**Set task:** Search the data for the word "secara". Reproduce every line where it is found.

** start Material shown **

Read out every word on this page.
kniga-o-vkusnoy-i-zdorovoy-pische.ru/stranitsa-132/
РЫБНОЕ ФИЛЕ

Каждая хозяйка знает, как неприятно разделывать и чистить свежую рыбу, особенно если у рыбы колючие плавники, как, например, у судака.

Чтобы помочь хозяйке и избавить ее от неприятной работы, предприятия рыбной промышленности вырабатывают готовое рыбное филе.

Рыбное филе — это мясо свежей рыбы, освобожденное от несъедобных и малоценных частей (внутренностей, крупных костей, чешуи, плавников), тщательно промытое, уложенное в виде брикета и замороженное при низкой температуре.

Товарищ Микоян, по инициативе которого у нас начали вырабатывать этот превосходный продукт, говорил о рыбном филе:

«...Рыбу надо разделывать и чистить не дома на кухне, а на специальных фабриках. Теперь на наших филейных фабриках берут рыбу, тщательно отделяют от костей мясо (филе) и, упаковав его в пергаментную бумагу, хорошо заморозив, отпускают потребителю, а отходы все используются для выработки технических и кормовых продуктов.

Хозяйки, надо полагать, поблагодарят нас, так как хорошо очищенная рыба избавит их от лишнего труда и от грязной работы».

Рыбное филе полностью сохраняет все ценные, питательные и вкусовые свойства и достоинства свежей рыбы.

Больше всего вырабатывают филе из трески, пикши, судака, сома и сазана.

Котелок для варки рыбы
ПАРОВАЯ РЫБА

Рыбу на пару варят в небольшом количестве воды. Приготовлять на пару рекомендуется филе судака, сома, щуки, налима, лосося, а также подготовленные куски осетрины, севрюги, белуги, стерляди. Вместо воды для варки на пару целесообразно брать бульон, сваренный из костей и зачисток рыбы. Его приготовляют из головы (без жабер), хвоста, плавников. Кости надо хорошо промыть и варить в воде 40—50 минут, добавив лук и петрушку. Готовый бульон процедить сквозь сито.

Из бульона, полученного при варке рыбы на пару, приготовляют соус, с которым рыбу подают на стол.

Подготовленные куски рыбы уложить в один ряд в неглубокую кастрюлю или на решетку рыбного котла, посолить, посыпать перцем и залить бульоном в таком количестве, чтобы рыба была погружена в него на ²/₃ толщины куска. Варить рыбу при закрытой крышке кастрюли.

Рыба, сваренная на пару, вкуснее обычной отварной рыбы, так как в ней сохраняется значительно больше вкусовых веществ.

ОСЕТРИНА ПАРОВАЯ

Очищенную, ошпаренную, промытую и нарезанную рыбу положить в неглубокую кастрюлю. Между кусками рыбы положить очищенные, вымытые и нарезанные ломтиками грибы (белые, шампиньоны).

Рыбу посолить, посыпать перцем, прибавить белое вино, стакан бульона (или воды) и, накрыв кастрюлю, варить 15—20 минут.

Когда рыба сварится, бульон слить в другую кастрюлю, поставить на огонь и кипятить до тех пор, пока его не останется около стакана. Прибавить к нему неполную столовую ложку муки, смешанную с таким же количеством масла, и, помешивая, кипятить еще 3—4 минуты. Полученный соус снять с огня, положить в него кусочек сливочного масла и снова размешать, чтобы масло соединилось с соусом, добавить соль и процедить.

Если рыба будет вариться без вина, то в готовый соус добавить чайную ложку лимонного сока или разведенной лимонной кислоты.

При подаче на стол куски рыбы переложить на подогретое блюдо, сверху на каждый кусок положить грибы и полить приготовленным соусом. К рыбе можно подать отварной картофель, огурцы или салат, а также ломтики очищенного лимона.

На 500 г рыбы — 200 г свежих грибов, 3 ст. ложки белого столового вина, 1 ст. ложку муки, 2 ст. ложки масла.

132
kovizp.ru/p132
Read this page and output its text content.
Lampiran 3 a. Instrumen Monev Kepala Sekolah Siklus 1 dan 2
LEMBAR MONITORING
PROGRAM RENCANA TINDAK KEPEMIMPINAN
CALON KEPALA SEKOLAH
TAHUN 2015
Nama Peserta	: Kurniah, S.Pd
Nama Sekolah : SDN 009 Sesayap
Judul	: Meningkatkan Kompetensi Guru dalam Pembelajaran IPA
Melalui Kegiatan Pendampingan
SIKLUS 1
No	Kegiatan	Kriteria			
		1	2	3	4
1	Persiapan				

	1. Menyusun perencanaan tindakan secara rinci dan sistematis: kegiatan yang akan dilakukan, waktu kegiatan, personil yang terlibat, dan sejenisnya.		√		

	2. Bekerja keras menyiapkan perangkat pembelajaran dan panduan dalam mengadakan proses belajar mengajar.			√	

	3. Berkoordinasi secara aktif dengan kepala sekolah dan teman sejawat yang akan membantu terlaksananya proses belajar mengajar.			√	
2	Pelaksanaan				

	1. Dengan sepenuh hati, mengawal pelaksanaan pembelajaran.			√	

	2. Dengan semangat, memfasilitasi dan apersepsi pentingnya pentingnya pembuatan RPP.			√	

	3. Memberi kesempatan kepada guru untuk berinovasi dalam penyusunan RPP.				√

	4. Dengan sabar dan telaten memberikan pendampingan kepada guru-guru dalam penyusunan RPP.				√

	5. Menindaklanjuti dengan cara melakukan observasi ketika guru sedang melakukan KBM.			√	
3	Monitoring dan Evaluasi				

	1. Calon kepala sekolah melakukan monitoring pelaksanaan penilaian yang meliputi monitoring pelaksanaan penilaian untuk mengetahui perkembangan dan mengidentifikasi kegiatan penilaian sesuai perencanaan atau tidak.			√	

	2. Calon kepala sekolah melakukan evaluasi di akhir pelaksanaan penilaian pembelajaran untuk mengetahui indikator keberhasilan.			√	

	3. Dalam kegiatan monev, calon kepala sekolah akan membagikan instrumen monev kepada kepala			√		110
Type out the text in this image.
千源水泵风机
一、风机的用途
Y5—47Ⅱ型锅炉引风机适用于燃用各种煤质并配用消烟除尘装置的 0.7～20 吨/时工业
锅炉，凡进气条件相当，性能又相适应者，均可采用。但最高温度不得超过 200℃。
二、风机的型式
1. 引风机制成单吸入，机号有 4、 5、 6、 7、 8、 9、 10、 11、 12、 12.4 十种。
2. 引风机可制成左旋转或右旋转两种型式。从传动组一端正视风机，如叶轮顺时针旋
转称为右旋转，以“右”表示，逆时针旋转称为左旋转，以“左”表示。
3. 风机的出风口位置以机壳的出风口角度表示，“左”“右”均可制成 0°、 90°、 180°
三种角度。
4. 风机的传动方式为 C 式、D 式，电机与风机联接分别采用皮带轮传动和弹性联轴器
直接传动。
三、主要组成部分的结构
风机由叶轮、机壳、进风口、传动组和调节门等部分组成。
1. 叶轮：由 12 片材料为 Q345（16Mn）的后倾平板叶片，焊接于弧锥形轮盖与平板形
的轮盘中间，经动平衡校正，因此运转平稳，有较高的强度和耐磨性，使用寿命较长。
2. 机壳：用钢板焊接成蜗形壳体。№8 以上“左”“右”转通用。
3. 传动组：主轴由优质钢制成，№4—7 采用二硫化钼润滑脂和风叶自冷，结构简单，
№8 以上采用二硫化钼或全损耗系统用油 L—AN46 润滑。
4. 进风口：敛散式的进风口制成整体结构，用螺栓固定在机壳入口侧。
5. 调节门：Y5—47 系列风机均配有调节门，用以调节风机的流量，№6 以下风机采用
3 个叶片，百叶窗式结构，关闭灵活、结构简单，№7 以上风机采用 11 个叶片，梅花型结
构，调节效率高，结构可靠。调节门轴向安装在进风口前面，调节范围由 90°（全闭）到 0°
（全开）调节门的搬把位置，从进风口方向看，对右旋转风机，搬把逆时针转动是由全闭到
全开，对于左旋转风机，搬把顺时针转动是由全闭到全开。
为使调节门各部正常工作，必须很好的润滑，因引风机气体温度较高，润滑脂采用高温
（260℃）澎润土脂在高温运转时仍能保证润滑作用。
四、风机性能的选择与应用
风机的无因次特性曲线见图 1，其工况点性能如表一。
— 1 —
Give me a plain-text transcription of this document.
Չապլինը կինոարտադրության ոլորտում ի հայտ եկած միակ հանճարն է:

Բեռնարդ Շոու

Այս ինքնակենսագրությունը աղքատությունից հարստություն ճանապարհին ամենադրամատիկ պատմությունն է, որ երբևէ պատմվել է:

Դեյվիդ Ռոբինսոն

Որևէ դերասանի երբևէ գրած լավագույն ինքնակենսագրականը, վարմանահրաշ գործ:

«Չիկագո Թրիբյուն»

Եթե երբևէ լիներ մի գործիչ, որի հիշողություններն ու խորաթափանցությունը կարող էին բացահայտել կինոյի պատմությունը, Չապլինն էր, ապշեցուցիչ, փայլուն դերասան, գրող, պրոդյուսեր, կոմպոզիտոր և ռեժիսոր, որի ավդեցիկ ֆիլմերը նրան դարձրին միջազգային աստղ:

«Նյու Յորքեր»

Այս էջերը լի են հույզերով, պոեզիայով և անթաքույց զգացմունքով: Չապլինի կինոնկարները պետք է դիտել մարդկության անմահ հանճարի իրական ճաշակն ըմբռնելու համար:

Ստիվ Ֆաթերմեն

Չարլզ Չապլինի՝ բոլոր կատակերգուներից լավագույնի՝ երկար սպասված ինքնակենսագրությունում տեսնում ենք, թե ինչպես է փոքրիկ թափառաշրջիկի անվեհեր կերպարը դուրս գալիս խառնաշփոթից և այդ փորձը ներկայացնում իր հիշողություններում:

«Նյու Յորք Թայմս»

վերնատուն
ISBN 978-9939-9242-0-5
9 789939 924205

** end Material shown **

**Right answer:**
	1. Menyusun perencanaan tindakan secara rinci dan sistematis: kegiatan yang akan dilakukan, waktu kegiatan, personil yang terlibat, dan sejenisnya.		√		
	3. Berkoordinasi secara aktif dengan kepala sekolah dan teman sejawat yang akan membantu terlaksananya proses belajar mengajar.			√	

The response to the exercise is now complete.